▼

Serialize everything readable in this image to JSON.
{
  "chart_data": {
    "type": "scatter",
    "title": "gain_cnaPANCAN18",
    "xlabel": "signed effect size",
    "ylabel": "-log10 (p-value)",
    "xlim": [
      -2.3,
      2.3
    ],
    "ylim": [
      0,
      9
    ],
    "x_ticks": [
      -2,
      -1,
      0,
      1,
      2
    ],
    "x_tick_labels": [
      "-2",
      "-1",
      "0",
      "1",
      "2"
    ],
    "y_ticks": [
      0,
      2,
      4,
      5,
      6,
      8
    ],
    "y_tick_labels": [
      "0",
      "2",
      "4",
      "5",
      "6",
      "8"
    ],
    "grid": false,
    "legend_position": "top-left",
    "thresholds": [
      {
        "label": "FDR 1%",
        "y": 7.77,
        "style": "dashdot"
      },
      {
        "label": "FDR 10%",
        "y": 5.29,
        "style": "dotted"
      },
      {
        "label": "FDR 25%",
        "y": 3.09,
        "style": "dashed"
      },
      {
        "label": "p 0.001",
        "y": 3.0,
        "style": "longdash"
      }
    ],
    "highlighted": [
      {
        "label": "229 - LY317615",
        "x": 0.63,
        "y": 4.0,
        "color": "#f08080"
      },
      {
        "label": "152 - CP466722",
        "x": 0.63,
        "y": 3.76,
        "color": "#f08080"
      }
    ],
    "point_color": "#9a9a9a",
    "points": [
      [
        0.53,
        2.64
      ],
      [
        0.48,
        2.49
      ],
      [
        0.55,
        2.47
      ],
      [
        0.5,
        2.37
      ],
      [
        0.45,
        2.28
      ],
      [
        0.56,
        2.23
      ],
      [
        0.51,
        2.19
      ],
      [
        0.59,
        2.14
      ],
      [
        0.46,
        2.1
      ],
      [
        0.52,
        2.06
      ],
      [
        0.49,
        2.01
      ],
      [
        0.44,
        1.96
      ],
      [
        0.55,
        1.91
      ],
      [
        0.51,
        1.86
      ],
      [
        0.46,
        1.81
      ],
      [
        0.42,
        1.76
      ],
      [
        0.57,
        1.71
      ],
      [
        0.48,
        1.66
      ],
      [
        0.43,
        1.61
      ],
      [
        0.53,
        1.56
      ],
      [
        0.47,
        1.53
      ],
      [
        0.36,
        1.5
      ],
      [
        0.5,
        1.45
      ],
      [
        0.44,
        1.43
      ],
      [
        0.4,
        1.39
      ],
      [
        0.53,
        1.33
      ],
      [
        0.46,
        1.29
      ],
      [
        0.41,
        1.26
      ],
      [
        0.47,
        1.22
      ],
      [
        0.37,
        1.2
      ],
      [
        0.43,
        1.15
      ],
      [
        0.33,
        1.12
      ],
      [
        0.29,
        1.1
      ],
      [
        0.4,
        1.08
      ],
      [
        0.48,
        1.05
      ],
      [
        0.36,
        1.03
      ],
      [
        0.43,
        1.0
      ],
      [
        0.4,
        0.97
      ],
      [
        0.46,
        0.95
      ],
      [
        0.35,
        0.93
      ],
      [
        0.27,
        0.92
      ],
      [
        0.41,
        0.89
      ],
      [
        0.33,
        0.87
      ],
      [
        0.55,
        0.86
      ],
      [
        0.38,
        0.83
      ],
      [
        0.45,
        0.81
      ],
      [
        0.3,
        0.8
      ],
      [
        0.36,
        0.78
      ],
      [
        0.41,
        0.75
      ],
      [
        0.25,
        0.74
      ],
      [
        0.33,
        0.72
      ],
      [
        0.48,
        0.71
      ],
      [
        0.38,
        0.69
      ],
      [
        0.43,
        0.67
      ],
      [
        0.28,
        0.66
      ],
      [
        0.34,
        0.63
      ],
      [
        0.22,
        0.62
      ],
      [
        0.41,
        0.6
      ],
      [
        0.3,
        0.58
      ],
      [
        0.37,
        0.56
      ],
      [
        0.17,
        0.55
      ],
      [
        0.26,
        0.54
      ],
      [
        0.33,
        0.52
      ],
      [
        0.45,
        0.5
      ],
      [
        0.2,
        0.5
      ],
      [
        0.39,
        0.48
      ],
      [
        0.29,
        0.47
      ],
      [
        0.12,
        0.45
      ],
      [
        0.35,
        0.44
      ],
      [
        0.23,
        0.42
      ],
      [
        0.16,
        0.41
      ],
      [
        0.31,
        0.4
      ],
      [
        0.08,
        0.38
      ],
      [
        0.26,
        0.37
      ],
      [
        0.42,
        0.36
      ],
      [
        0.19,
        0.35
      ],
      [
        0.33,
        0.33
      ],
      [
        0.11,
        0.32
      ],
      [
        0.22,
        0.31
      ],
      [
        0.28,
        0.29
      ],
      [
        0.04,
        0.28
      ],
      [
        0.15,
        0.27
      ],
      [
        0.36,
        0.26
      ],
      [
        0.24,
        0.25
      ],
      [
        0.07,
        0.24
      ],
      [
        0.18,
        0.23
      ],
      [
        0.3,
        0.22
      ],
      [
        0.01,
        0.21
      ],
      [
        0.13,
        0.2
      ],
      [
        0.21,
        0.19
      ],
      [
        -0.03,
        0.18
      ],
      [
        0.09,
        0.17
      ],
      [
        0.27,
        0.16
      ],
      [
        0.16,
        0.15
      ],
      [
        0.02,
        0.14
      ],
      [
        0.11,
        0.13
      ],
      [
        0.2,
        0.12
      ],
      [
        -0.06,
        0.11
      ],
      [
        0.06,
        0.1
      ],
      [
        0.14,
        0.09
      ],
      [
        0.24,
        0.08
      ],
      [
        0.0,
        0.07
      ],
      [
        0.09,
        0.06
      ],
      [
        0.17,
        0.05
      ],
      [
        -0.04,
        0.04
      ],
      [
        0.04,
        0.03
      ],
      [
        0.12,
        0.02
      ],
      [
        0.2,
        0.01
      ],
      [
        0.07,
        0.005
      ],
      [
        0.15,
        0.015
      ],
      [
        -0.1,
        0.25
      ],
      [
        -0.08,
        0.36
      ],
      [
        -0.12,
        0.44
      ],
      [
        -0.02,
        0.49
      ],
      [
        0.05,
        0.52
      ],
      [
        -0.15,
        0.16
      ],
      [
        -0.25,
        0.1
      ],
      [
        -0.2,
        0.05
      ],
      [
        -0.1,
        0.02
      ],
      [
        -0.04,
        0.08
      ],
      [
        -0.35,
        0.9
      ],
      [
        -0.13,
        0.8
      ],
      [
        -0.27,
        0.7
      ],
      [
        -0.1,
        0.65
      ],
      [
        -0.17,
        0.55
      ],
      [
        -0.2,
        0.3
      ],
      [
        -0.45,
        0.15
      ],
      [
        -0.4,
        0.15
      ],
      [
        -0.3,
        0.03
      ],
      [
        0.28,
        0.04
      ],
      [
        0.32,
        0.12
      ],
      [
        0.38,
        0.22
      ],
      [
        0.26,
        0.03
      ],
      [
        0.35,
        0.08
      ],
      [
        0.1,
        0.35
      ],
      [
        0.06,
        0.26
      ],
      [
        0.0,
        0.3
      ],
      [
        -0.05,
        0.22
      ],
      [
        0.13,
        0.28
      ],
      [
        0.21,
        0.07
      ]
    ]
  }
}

▲

Extract all the entries word for word.

Serialize everything readable in this image to JSON.
{
  "chart_data": {
    "type": "scatter",
    "title": "gain_cnaPANCAN18",
    "xlabel": "signed effect size",
    "ylabel": "-log10 (p-value)",
    "xlim": [
      -2.3,
      2.3
    ],
    "ylim": [
      0,
      9
    ],
    "x_ticks": [
      -2,
      -1,
      0,
      1,
      2
    ],
    "x_tick_labels": [
      "-2",
      "-1",
      "0",
      "1",
      "2"
    ],
    "y_ticks": [
      0,
      2,
      4,
      5,
      6,
      8
    ],
    "y_tick_labels": [
      "0",
      "2",
      "4",
      "5",
      "6",
      "8"
    ],
    "grid": false,
    "legend_position": "top-left",
    "thresholds": [
      {
        "label": "FDR 1%",
        "y": 7.77,
        "style": "dashdot"
      },
      {
        "label": "FDR 10%",
        "y": 5.29,
        "style": "dotted"
      },
      {
        "label": "FDR 25%",
        "y": 3.09,
        "style": "dashed"
      },
      {
        "label": "p 0.001",
        "y": 3.0,
        "style": "longdash"
      }
    ],
    "highlighted": [
      {
        "label": "229 - LY317615",
        "x": 0.63,
        "y": 4.0,
        "color": "#f08080"
      },
      {
        "label": "152 - CP466722",
        "x": 0.63,
        "y": 3.76,
        "color": "#f08080"
      }
    ],
    "point_color": "#9a9a9a",
    "points": [
      [
        0.53,
        2.64
      ],
      [
        0.48,
        2.49
      ],
      [
        0.55,
        2.47
      ],
      [
        0.5,
        2.37
      ],
      [
        0.45,
        2.28
      ],
      [
        0.56,
        2.23
      ],
      [
        0.51,
        2.19
      ],
      [
        0.59,
        2.14
      ],
      [
        0.46,
        2.1
      ],
      [
        0.52,
        2.06
      ],
      [
        0.49,
        2.01
      ],
      [
        0.44,
        1.96
      ],
      [
        0.55,
        1.91
      ],
      [
        0.51,
        1.86
      ],
      [
        0.46,
        1.81
      ],
      [
        0.42,
        1.76
      ],
      [
        0.57,
        1.71
      ],
      [
        0.48,
        1.66
      ],
      [
        0.43,
        1.61
      ],
      [
        0.53,
        1.56
      ],
      [
        0.47,
        1.53
      ],
      [
        0.36,
        1.5
      ],
      [
        0.5,
        1.45
      ],
      [
        0.44,
        1.43
      ],
      [
        0.4,
        1.39
      ],
      [
        0.53,
        1.33
      ],
      [
        0.46,
        1.29
      ],
      [
        0.41,
        1.26
      ],
      [
        0.47,
        1.22
      ],
      [
        0.37,
        1.2
      ],
      [
        0.43,
        1.15
      ],
      [
        0.33,
        1.12
      ],
      [
        0.29,
        1.1
      ],
      [
        0.4,
        1.08
      ],
      [
        0.48,
        1.05
      ],
      [
        0.36,
        1.03
      ],
      [
        0.43,
        1.0
      ],
      [
        0.4,
        0.97
      ],
      [
        0.46,
        0.95
      ],
      [
        0.35,
        0.93
      ],
      [
        0.27,
        0.92
      ],
      [
        0.41,
        0.89
      ],
      [
        0.33,
        0.87
      ],
      [
        0.55,
        0.86
      ],
      [
        0.38,
        0.83
      ],
      [
        0.45,
        0.81
      ],
      [
        0.3,
        0.8
      ],
      [
        0.36,
        0.78
      ],
      [
        0.41,
        0.75
      ],
      [
        0.25,
        0.74
      ],
      [
        0.33,
        0.72
      ],
      [
        0.48,
        0.71
      ],
      [
        0.38,
        0.69
      ],
      [
        0.43,
        0.67
      ],
      [
        0.28,
        0.66
      ],
      [
        0.34,
        0.63
      ],
      [
        0.22,
        0.62
      ],
      [
        0.41,
        0.6
      ],
      [
        0.3,
        0.58
      ],
      [
        0.37,
        0.56
      ],
      [
        0.17,
        0.55
      ],
      [
        0.26,
        0.54
      ],
      [
        0.33,
        0.52
      ],
      [
        0.45,
        0.5
      ],
      [
        0.2,
        0.5
      ],
      [
        0.39,
        0.48
      ],
      [
        0.29,
        0.47
      ],
      [
        0.12,
        0.45
      ],
      [
        0.35,
        0.44
      ],
      [
        0.23,
        0.42
      ],
      [
        0.16,
        0.41
      ],
      [
        0.31,
        0.4
      ],
      [
        0.08,
        0.38
      ],
      [
        0.26,
        0.37
      ],
      [
        0.42,
        0.36
      ],
      [
        0.19,
        0.35
      ],
      [
        0.33,
        0.33
      ],
      [
        0.11,
        0.32
      ],
      [
        0.22,
        0.31
      ],
      [
        0.28,
        0.29
      ],
      [
        0.04,
        0.28
      ],
      [
        0.15,
        0.27
      ],
      [
        0.36,
        0.26
      ],
      [
        0.24,
        0.25
      ],
      [
        0.07,
        0.24
      ],
      [
        0.18,
        0.23
      ],
      [
        0.3,
        0.22
      ],
      [
        0.01,
        0.21
      ],
      [
        0.13,
        0.2
      ],
      [
        0.21,
        0.19
      ],
      [
        -0.03,
        0.18
      ],
      [
        0.09,
        0.17
      ],
      [
        0.27,
        0.16
      ],
      [
        0.16,
        0.15
      ],
      [
        0.02,
        0.14
      ],
      [
        0.11,
        0.13
      ],
      [
        0.2,
        0.12
      ],
      [
        -0.06,
        0.11
      ],
      [
        0.06,
        0.1
      ],
      [
        0.14,
        0.09
      ],
      [
        0.24,
        0.08
      ],
      [
        0.0,
        0.07
      ],
      [
        0.09,
        0.06
      ],
      [
        0.17,
        0.05
      ],
      [
        -0.04,
        0.04
      ],
      [
        0.04,
        0.03
      ],
      [
        0.12,
        0.02
      ],
      [
        0.2,
        0.01
      ],
      [
        0.07,
        0.005
      ],
      [
        0.15,
        0.015
      ],
      [
        -0.1,
        0.25
      ],
      [
        -0.08,
        0.36
      ],
      [
        -0.12,
        0.44
      ],
      [
        -0.02,
        0.49
      ],
      [
        0.05,
        0.52
      ],
      [
        -0.15,
        0.16
      ],
      [
        -0.25,
        0.1
      ],
      [
        -0.2,
        0.05
      ],
      [
        -0.1,
        0.02
      ],
      [
        -0.04,
        0.08
      ],
      [
        -0.35,
        0.9
      ],
      [
        -0.13,
        0.8
      ],
      [
        -0.27,
        0.7
      ],
      [
        -0.1,
        0.65
      ],
      [
        -0.17,
        0.55
      ],
      [
        -0.2,
        0.3
      ],
      [
        -0.45,
        0.15
      ],
      [
        -0.4,
        0.15
      ],
      [
        -0.3,
        0.03
      ],
      [
        0.28,
        0.04
      ],
      [
        0.32,
        0.12
      ],
      [
        0.38,
        0.22
      ],
      [
        0.26,
        0.03
      ],
      [
        0.35,
        0.08
      ],
      [
        0.1,
        0.35
      ],
      [
        0.06,
        0.26
      ],
      [
        0.0,
        0.3
      ],
      [
        -0.05,
        0.22
      ],
      [
        0.13,
        0.28
      ],
      [
        0.21,
        0.07
      ]
    ]
  }
}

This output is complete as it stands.